Dataset records>

═══

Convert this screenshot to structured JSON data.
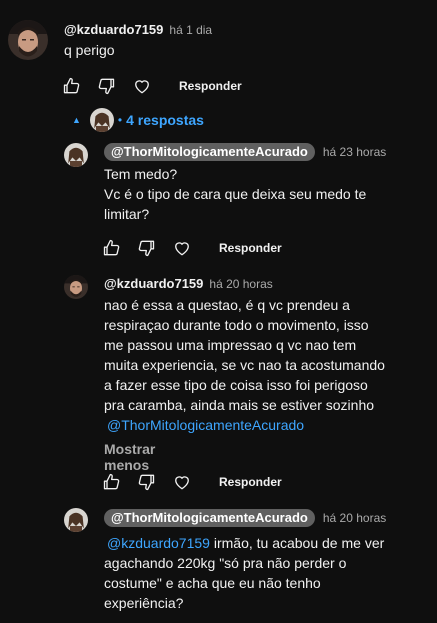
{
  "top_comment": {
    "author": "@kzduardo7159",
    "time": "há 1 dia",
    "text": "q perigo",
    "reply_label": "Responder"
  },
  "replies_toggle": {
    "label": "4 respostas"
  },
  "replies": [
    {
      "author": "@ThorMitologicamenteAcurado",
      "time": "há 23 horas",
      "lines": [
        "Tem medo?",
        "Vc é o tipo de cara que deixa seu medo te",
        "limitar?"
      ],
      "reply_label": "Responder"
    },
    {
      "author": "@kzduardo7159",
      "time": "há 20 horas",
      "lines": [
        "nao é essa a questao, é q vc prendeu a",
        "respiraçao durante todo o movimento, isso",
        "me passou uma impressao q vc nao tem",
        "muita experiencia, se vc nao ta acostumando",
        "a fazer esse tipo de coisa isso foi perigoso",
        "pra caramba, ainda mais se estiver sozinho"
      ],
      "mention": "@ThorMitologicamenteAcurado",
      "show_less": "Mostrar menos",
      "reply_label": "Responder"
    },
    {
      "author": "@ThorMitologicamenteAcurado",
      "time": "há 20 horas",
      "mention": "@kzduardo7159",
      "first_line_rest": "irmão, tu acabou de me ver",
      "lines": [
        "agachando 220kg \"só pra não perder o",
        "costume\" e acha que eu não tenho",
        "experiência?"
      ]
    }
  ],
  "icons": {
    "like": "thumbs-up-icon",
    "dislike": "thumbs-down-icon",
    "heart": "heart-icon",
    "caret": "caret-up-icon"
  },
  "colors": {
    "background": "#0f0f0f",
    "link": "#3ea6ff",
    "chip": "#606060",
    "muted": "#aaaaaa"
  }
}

═══

Exercise goal>
Exactly reproduce the entries above, minus the pictures.

Correct answer>
Convert this screenshot to structured JSON data.
{
  "top_comment": {
    "author": "@kzduardo7159",
    "time": "há 1 dia",
    "text": "q perigo",
    "reply_label": "Responder"
  },
  "replies_toggle": {
    "label": "4 respostas"
  },
  "replies": [
    {
      "author": "@ThorMitologicamenteAcurado",
      "time": "há 23 horas",
      "lines": [
        "Tem medo?",
        "Vc é o tipo de cara que deixa seu medo te",
        "limitar?"
      ],
      "reply_label": "Responder"
    },
    {
      "author": "@kzduardo7159",
      "time": "há 20 horas",
      "lines": [
        "nao é essa a questao, é q vc prendeu a",
        "respiraçao durante todo o movimento, isso",
        "me passou uma impressao q vc nao tem",
        "muita experiencia, se vc nao ta acostumando",
        "a fazer esse tipo de coisa isso foi perigoso",
        "pra caramba, ainda mais se estiver sozinho"
      ],
      "mention": "@ThorMitologicamenteAcurado",
      "show_less": "Mostrar menos",
      "reply_label": "Responder"
    },
    {
      "author": "@ThorMitologicamenteAcurado",
      "time": "há 20 horas",
      "mention": "@kzduardo7159",
      "first_line_rest": "irmão, tu acabou de me ver",
      "lines": [
        "agachando 220kg \"só pra não perder o",
        "costume\" e acha que eu não tenho",
        "experiência?"
      ]
    }
  ],
  "icons": {
    "like": "thumbs-up-icon",
    "dislike": "thumbs-down-icon",
    "heart": "heart-icon",
    "caret": "caret-up-icon"
  },
  "colors": {
    "background": "#0f0f0f",
    "link": "#3ea6ff",
    "chip": "#606060",
    "muted": "#aaaaaa"
  }
}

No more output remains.